_AIM_
The records that follow must be repeated verbatim, every one of them.

_RECORDS_
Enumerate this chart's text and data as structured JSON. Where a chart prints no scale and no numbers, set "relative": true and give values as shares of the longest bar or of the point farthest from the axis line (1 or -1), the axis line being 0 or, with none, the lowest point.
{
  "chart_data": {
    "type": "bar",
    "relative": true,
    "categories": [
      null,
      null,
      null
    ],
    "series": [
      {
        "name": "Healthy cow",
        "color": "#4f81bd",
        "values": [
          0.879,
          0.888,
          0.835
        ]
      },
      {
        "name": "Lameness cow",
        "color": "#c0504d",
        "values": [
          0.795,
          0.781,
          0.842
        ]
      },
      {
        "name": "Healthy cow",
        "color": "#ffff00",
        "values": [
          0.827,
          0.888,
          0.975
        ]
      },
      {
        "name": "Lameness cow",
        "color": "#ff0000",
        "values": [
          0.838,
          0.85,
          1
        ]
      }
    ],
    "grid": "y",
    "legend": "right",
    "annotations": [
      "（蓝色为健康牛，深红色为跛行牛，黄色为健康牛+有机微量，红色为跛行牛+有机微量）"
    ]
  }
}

_SOLUTION BELOW_
Enumerate this chart's text and data as structured JSON. Where a chart prints no scale and no numbers, set "relative": true and give values as shares of the longest bar or of the point farthest from the axis line (1 or -1), the axis line being 0 or, with none, the lowest point.
{
  "chart_data": {
    "type": "bar",
    "relative": true,
    "categories": [
      null,
      null,
      null
    ],
    "series": [
      {
        "name": "Healthy cow",
        "color": "#4f81bd",
        "values": [
          0.879,
          0.888,
          0.835
        ]
      },
      {
        "name": "Lameness cow",
        "color": "#c0504d",
        "values": [
          0.795,
          0.781,
          0.842
        ]
      },
      {
        "name": "Healthy cow",
        "color": "#ffff00",
        "values": [
          0.827,
          0.888,
          0.975
        ]
      },
      {
        "name": "Lameness cow",
        "color": "#ff0000",
        "values": [
          0.838,
          0.85,
          1
        ]
      }
    ],
    "grid": "y",
    "legend": "right",
    "annotations": [
      "（蓝色为健康牛，深红色为跛行牛，黄色为健康牛+有机微量，红色为跛行牛+有机微量）"
    ]
  }
}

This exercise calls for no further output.